Records excerpted from a collection
◆ ◆ ◆

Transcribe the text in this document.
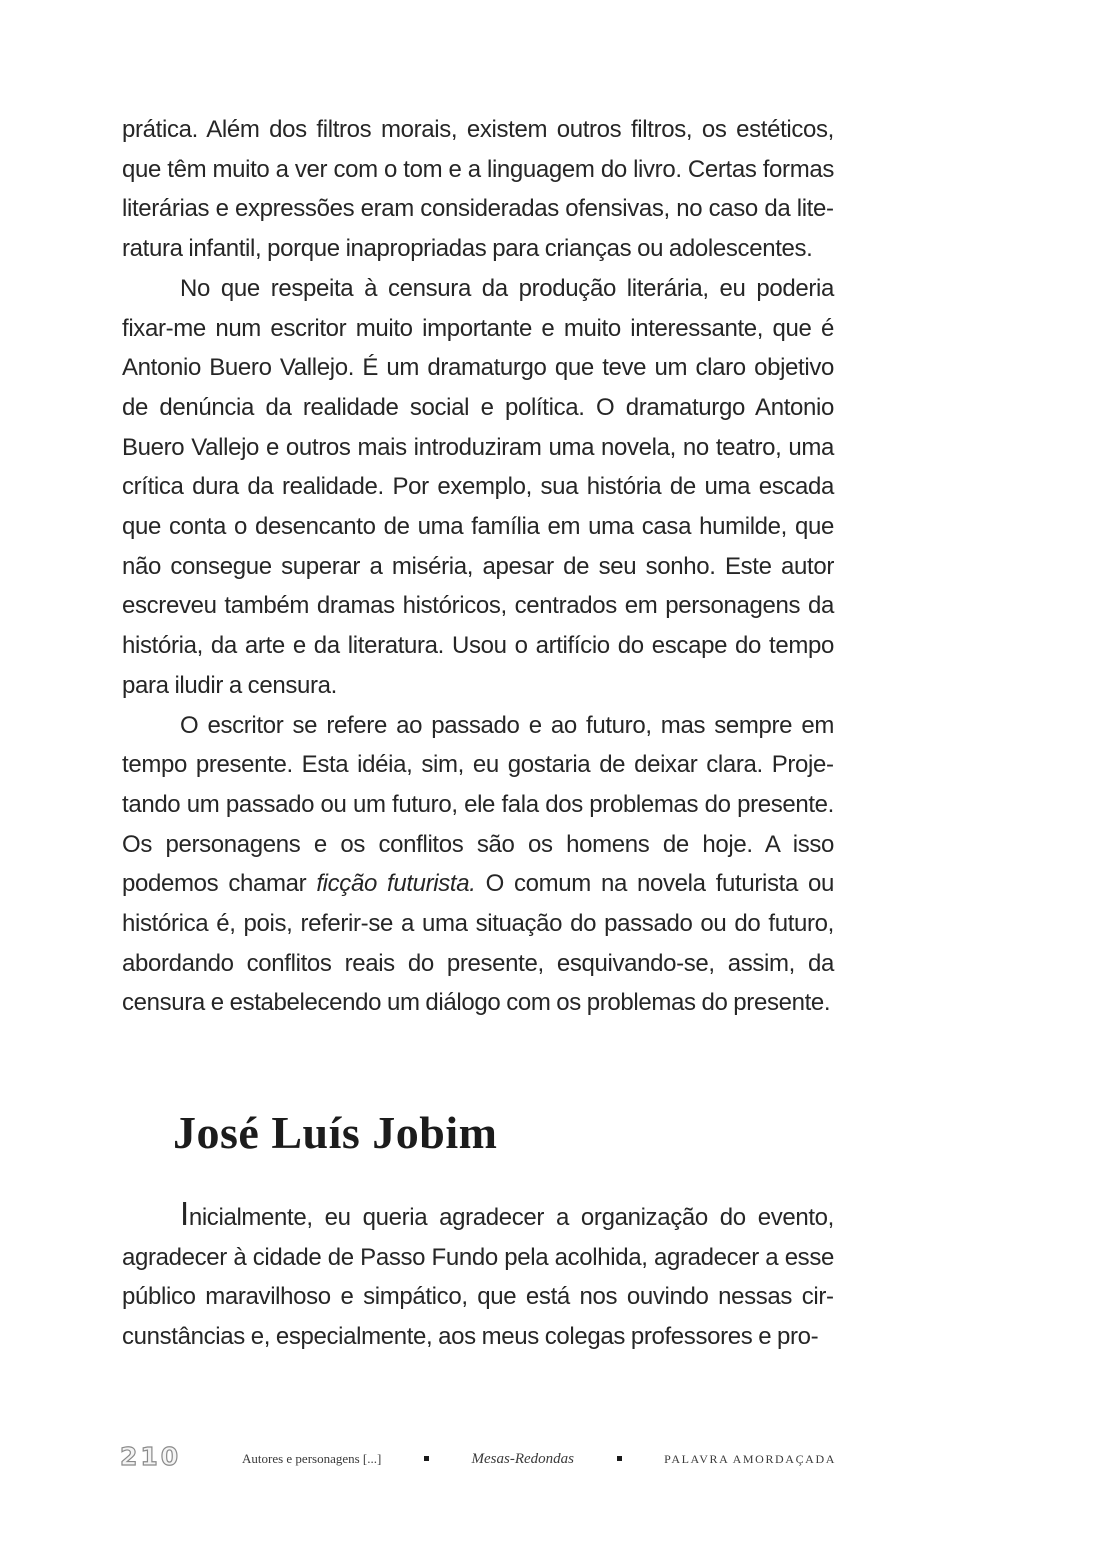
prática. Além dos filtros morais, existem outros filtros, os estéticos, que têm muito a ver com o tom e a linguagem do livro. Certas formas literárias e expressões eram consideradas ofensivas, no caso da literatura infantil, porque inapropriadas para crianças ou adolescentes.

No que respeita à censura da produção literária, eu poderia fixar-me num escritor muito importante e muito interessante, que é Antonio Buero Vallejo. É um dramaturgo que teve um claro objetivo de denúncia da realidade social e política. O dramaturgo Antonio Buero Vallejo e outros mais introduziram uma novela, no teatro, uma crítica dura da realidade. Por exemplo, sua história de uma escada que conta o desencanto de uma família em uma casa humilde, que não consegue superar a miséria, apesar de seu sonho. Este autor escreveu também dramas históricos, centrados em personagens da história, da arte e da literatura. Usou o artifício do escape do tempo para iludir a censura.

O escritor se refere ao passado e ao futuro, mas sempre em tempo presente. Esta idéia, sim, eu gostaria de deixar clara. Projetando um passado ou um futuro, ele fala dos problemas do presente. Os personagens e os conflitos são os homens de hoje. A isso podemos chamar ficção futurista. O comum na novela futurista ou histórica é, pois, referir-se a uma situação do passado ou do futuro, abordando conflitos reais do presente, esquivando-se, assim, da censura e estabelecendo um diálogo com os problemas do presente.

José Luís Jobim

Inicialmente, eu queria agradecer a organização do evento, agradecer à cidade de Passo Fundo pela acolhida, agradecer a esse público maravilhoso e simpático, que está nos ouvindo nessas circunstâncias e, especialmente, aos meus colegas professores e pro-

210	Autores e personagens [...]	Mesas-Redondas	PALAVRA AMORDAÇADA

◆ ◆ ◆

* Work instructions:
Return every line holding the word "literatura" from the records.

* Written answer:
prática. Além dos filtros morais, existem outros filtros, os estéticos, que têm muito a ver com o tom e a linguagem do livro. Certas formas literárias e expressões eram consideradas ofensivas, no caso da literatura infantil, porque inapropriadas para crianças ou adolescentes.
No que respeita à censura da produção literária, eu poderia fixar-me num escritor muito importante e muito interessante, que é Antonio Buero Vallejo. É um dramaturgo que teve um claro objetivo de denúncia da realidade social e política. O dramaturgo Antonio Buero Vallejo e outros mais introduziram uma novela, no teatro, uma crítica dura da realidade. Por exemplo, sua história de uma escada que conta o desencanto de uma família em uma casa humilde, que não consegue superar a miséria, apesar de seu sonho. Este autor escreveu também dramas históricos, centrados em personagens da história, da arte e da literatura. Usou o artifício do escape do tempo para iludir a censura.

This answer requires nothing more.